Transcribe the listing exactly, leaving out every picture.

=======

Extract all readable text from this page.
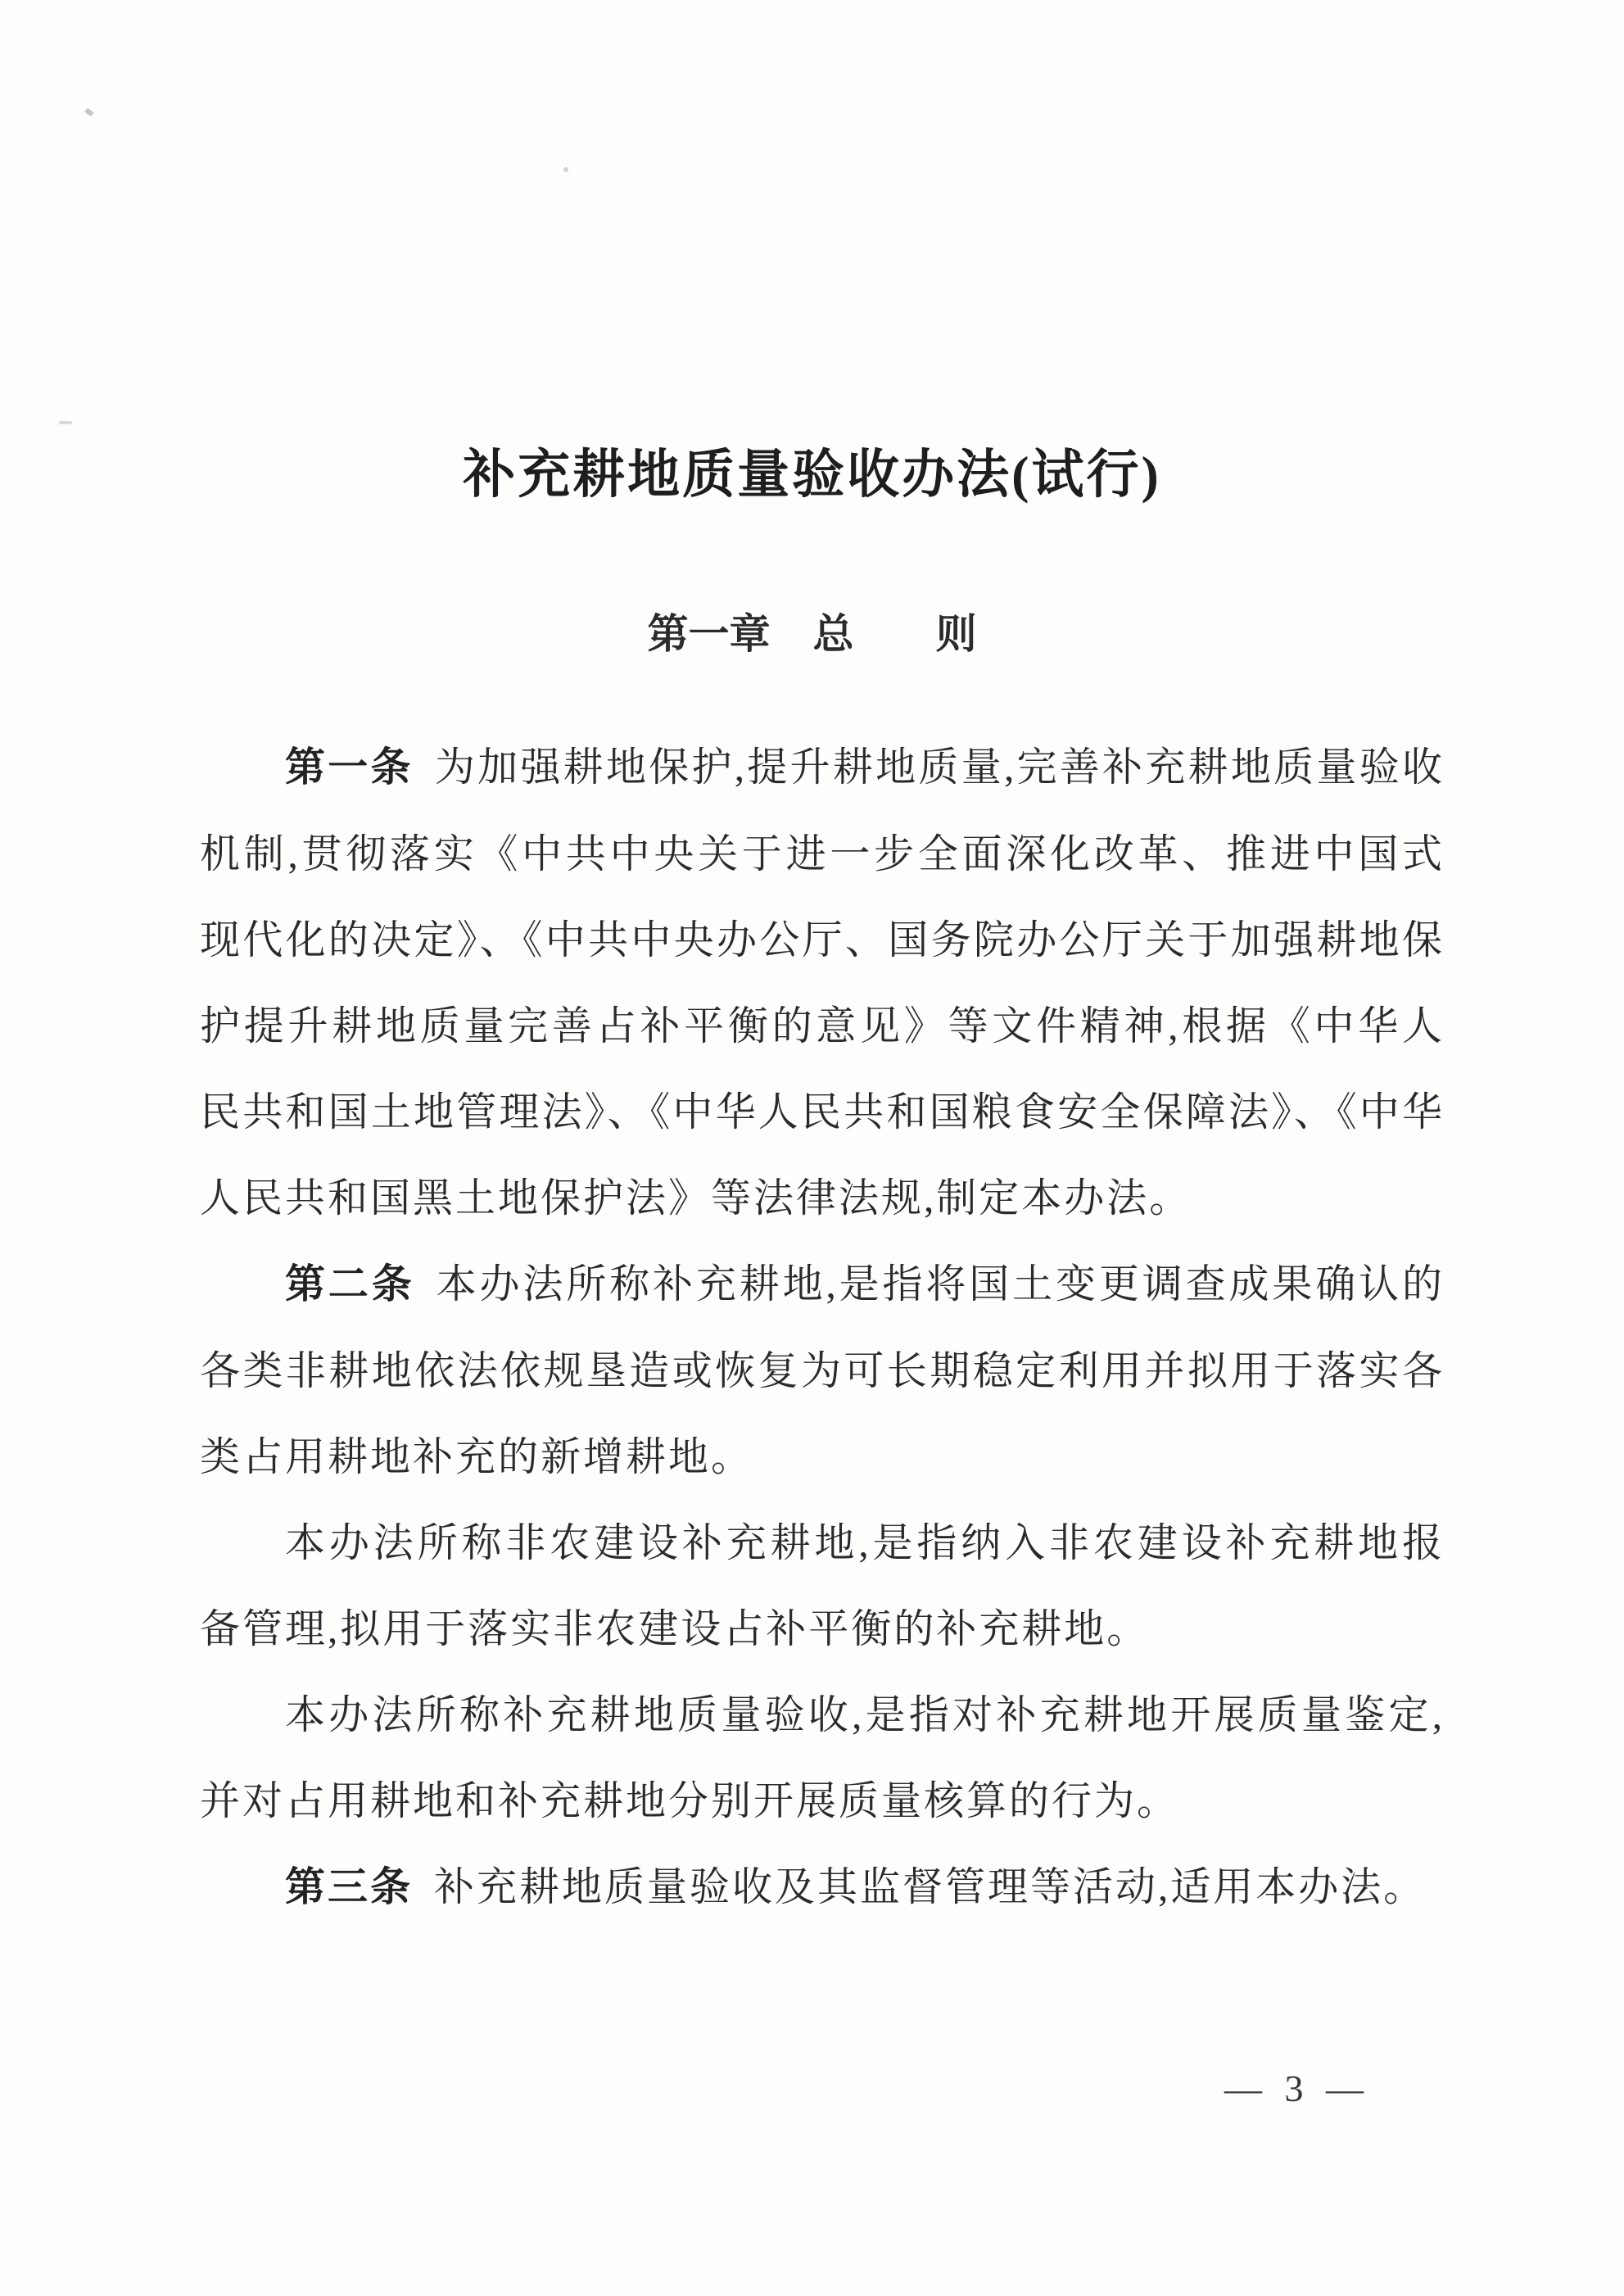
补充耕地质量验收办法(试行)
第一章 总　　则

第一条 为加强耕地保护,提升耕地质量,完善补充耕地质量验收机制,贯彻落实《中共中央关于进一步全面深化改革、推进中国式现代化的决定》、《中共中央办公厅、国务院办公厅关于加强耕地保护提升耕地质量完善占补平衡的意见》等文件精神,根据《中华人民共和国土地管理法》、《中华人民共和国粮食安全保障法》、《中华人民共和国黑土地保护法》等法律法规,制定本办法。

第二条 本办法所称补充耕地,是指将国土变更调查成果确认的各类非耕地依法依规垦造或恢复为可长期稳定利用并拟用于落实各类占用耕地补充的新增耕地。

本办法所称非农建设补充耕地,是指纳入非农建设补充耕地报备管理,拟用于落实非农建设占补平衡的补充耕地。

本办法所称补充耕地质量验收,是指对补充耕地开展质量鉴定,并对占用耕地和补充耕地分别开展质量核算的行为。

第三条 补充耕地质量验收及其监督管理等活动,适用本办法。

— 3 —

=======

> **CORRECT ANSWER**:
Extract all readable text from this page.
补充耕地质量验收办法(试行)
第一章 总　　则

第一条 为加强耕地保护,提升耕地质量,完善补充耕地质量验收机制,贯彻落实《中共中央关于进一步全面深化改革、推进中国式现代化的决定》、《中共中央办公厅、国务院办公厅关于加强耕地保护提升耕地质量完善占补平衡的意见》等文件精神,根据《中华人民共和国土地管理法》、《中华人民共和国粮食安全保障法》、《中华人民共和国黑土地保护法》等法律法规,制定本办法。

第二条 本办法所称补充耕地,是指将国土变更调查成果确认的各类非耕地依法依规垦造或恢复为可长期稳定利用并拟用于落实各类占用耕地补充的新增耕地。

本办法所称非农建设补充耕地,是指纳入非农建设补充耕地报备管理,拟用于落实非农建设占补平衡的补充耕地。

本办法所称补充耕地质量验收,是指对补充耕地开展质量鉴定,并对占用耕地和补充耕地分别开展质量核算的行为。

第三条 补充耕地质量验收及其监督管理等活动,适用本办法。

— 3 —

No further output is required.